▼▼▼

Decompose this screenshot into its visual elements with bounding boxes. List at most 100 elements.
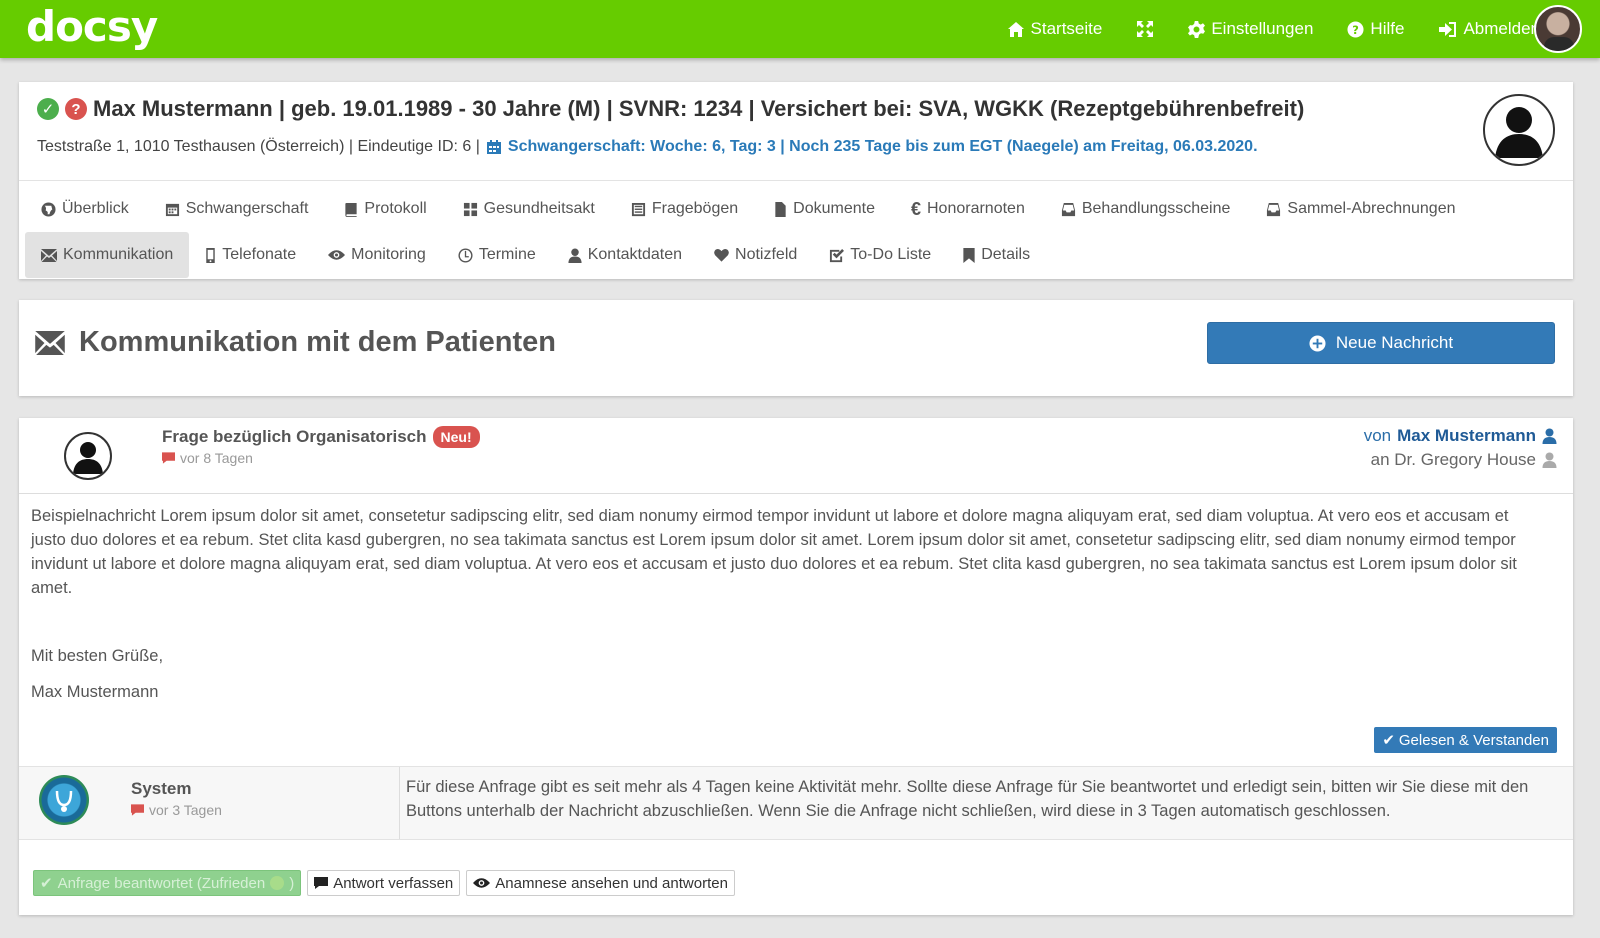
tab-label: To-Do Liste — [850, 246, 932, 263]
nav-help[interactable]: ? Hilfe — [1347, 19, 1404, 39]
patient-header-card: ✓ ? Max Mustermann | geb. 19.01.1989 - 3… — [19, 82, 1573, 279]
logout-icon — [1439, 21, 1457, 37]
tab-monitoring[interactable]: Monitoring — [312, 232, 442, 278]
plus-circle-icon — [1309, 334, 1326, 352]
bookmark-icon — [963, 247, 975, 263]
svg-text:?: ? — [1353, 22, 1360, 36]
message-greeting: Mit besten Grüße, — [31, 647, 164, 665]
tab-overview[interactable]: Überblick — [25, 186, 145, 232]
tab-label: Protokoll — [364, 200, 427, 217]
tab-label: Sammel-Abrechnungen — [1287, 200, 1456, 217]
book-icon — [345, 202, 358, 217]
tab-todo-list[interactable]: To-Do Liste — [813, 232, 947, 278]
nav-logout-label: Abmelden — [1463, 19, 1540, 38]
from-prefix: von — [1363, 426, 1392, 445]
nav-home[interactable]: Startseite — [1007, 19, 1103, 39]
nav-logout[interactable]: Abmelden — [1438, 19, 1540, 39]
message-card: Frage bezüglich Organisatorisch Neu! vor… — [19, 418, 1573, 915]
heart-icon — [714, 249, 729, 262]
read-understood-button[interactable]: ✔ Gelesen & Verstanden — [1374, 727, 1557, 753]
calendar-icon — [165, 203, 179, 216]
tab-label: Behandlungsscheine — [1081, 200, 1231, 217]
tab-documents[interactable]: Dokumente — [758, 186, 891, 232]
tab-collective-billing[interactable]: Sammel-Abrechnungen — [1250, 186, 1471, 232]
user-icon — [1542, 428, 1557, 444]
message-signature: Max Mustermann — [31, 683, 159, 701]
tab-label: Termine — [478, 246, 536, 263]
message-header: Frage bezüglich Organisatorisch Neu! vor… — [19, 418, 1573, 494]
check-circle-icon: ✓ — [37, 98, 59, 120]
compose-reply-button[interactable]: Antwort verfassen — [307, 870, 461, 896]
tab-row-1: Überblick Schwangerschaft Protokoll Gesu… — [25, 186, 1565, 232]
phone-icon — [206, 247, 215, 263]
request-answered-label: Anfrage beantwortet (Zufrieden — [57, 874, 266, 892]
check-square-icon — [830, 248, 845, 262]
sender-avatar — [64, 432, 112, 480]
patient-subline: Teststraße 1, 1010 Testhausen (Österreic… — [37, 138, 1258, 156]
system-time: vor 3 Tagen — [131, 802, 222, 818]
system-name: System — [131, 779, 192, 798]
tab-contact-data[interactable]: Kontaktdaten — [552, 232, 698, 278]
system-time-text: vor 3 Tagen — [149, 802, 222, 818]
system-reply: System vor 3 Tagen Für diese Anfrage gib… — [19, 766, 1573, 840]
system-avatar — [39, 775, 89, 825]
calendar-icon — [486, 140, 501, 154]
user-icon — [1542, 452, 1557, 468]
tab-protocol[interactable]: Protokoll — [328, 186, 442, 232]
compose-reply-label: Antwort verfassen — [333, 874, 454, 892]
nav-settings[interactable]: Einstellungen — [1188, 19, 1313, 39]
pregnancy-info[interactable]: Schwangerschaft: Woche: 6, Tag: 3 | Noch… — [508, 138, 1258, 156]
tab-label: Honorarnoten — [927, 200, 1025, 217]
tab-health-record[interactable]: Gesundheitsakt — [447, 186, 611, 232]
docsy-logo[interactable]: docsy — [26, 2, 158, 52]
message-subject: Frage bezüglich Organisatorisch Neu! — [162, 426, 480, 448]
tab-phone-calls[interactable]: Telefonate — [189, 232, 312, 278]
new-message-label: Neue Nachricht — [1335, 333, 1454, 352]
tab-label: Notizfeld — [735, 246, 798, 263]
tab-details[interactable]: Details — [947, 232, 1046, 278]
tab-notes[interactable]: Notizfeld — [698, 232, 813, 278]
tab-label: Kommunikation — [63, 246, 174, 263]
list-alt-icon — [631, 202, 645, 216]
nav-settings-label: Einstellungen — [1211, 19, 1314, 38]
user-avatar[interactable] — [1534, 5, 1582, 53]
envelope-icon — [35, 330, 65, 355]
patient-title: ✓ ? Max Mustermann | geb. 19.01.1989 - 3… — [37, 96, 1304, 122]
eye-icon — [473, 878, 491, 888]
top-nav: Startseite Einstellungen ? Hilfe Abmelde… — [1007, 0, 1540, 58]
fullscreen-icon — [1137, 21, 1154, 37]
to-text: an Dr. Gregory House — [1370, 450, 1536, 469]
nav-help-label: Hilfe — [1370, 19, 1405, 38]
new-message-button[interactable]: Neue Nachricht — [1207, 322, 1555, 364]
comment-icon — [162, 452, 175, 464]
nav-home-label: Startseite — [1030, 19, 1103, 38]
request-answered-button[interactable]: ✔ Anfrage beantwortet (Zufrieden ) — [33, 870, 302, 896]
message-time-text: vor 8 Tagen — [180, 450, 253, 466]
smile-icon — [270, 876, 285, 890]
tab-treatment-slips[interactable]: Behandlungsscheine — [1045, 186, 1247, 232]
patient-tabs: Überblick Schwangerschaft Protokoll Gesu… — [25, 186, 1565, 278]
tab-invoices[interactable]: € Honorarnoten — [895, 186, 1041, 232]
tab-communication[interactable]: Kommunikation — [25, 232, 190, 278]
tab-appointments[interactable]: Termine — [442, 232, 552, 278]
from-name[interactable]: Max Mustermann — [1397, 426, 1536, 446]
view-anamnesis-button[interactable]: Anamnese ansehen und antworten — [466, 870, 735, 896]
check-icon: ✔ — [1382, 732, 1395, 749]
user-icon — [568, 247, 582, 263]
tab-label: Überblick — [62, 200, 129, 217]
top-navbar: docsy Startseite Einstellungen ? Hilfe A… — [0, 0, 1600, 58]
divider — [19, 180, 1573, 181]
fullscreen-toggle[interactable] — [1136, 20, 1154, 38]
tab-pregnancy[interactable]: Schwangerschaft — [149, 186, 325, 232]
patient-title-text: Max Mustermann | geb. 19.01.1989 - 30 Ja… — [93, 96, 1305, 121]
message-time: vor 8 Tagen — [162, 450, 253, 466]
tab-questionnaires[interactable]: Fragebögen — [615, 186, 754, 232]
tab-label: Schwangerschaft — [185, 200, 309, 217]
comment-icon — [131, 804, 144, 816]
tab-label: Telefonate — [222, 246, 297, 263]
home-icon — [1007, 21, 1024, 37]
tab-label: Dokumente — [793, 200, 875, 217]
tab-label: Details — [981, 246, 1031, 263]
read-understood-label: Gelesen & Verstanden — [1398, 731, 1549, 749]
grid-icon — [463, 202, 477, 216]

▲▲▲

**Given instruction**
Which lines in the records above contain the string "title"? Report each such line in full.

**Solution to the problem**
patient-title: ✓ ? Max Mustermann | geb. 19.01.1989 - 3… — [37, 96, 1304, 122]
patient-title-text: Max Mustermann | geb. 19.01.1989 - 30 Ja… — [93, 96, 1305, 121]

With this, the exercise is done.